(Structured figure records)
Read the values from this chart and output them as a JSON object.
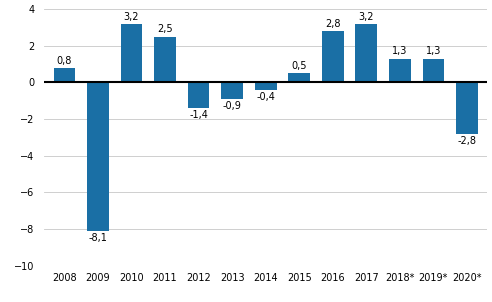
{
  "categories": [
    "2008",
    "2009",
    "2010",
    "2011",
    "2012",
    "2013",
    "2014",
    "2015",
    "2016",
    "2017",
    "2018*",
    "2019*",
    "2020*"
  ],
  "values": [
    0.8,
    -8.1,
    3.2,
    2.5,
    -1.4,
    -0.9,
    -0.4,
    0.5,
    2.8,
    3.2,
    1.3,
    1.3,
    -2.8
  ],
  "bar_color": "#1a6fa5",
  "ylim": [
    -10,
    4
  ],
  "yticks": [
    -10,
    -8,
    -6,
    -4,
    -2,
    0,
    2,
    4
  ],
  "grid_color": "#c8c8c8",
  "background_color": "#ffffff",
  "label_fontsize": 7.0,
  "tick_fontsize": 7.0,
  "bar_width": 0.65
}
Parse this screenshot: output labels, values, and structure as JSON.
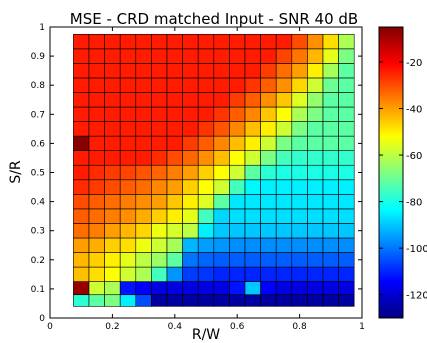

• EXERCISE:
Repeat the listing above exactly, with no pictures.

• RESULT OF THIS TASK:
Read the values from this chart and output them as a JSON object.
{
  "categories": [
    "2008",
    "2009",
    "2010",
    "2011",
    "2012",
    "2013",
    "2014",
    "2015",
    "2016",
    "2017",
    "2018*",
    "2019*",
    "2020*"
  ],
  "values": [
    0.8,
    -8.1,
    3.2,
    2.5,
    -1.4,
    -0.9,
    -0.4,
    0.5,
    2.8,
    3.2,
    1.3,
    1.3,
    -2.8
  ],
  "bar_color": "#1a6fa5",
  "ylim": [
    -10,
    4
  ],
  "yticks": [
    -10,
    -8,
    -6,
    -4,
    -2,
    0,
    2,
    4
  ],
  "grid_color": "#c8c8c8",
  "background_color": "#ffffff",
  "label_fontsize": 7.0,
  "tick_fontsize": 7.0,
  "bar_width": 0.65
}
Parse this screenshot: output labels, values, and structure as JSON.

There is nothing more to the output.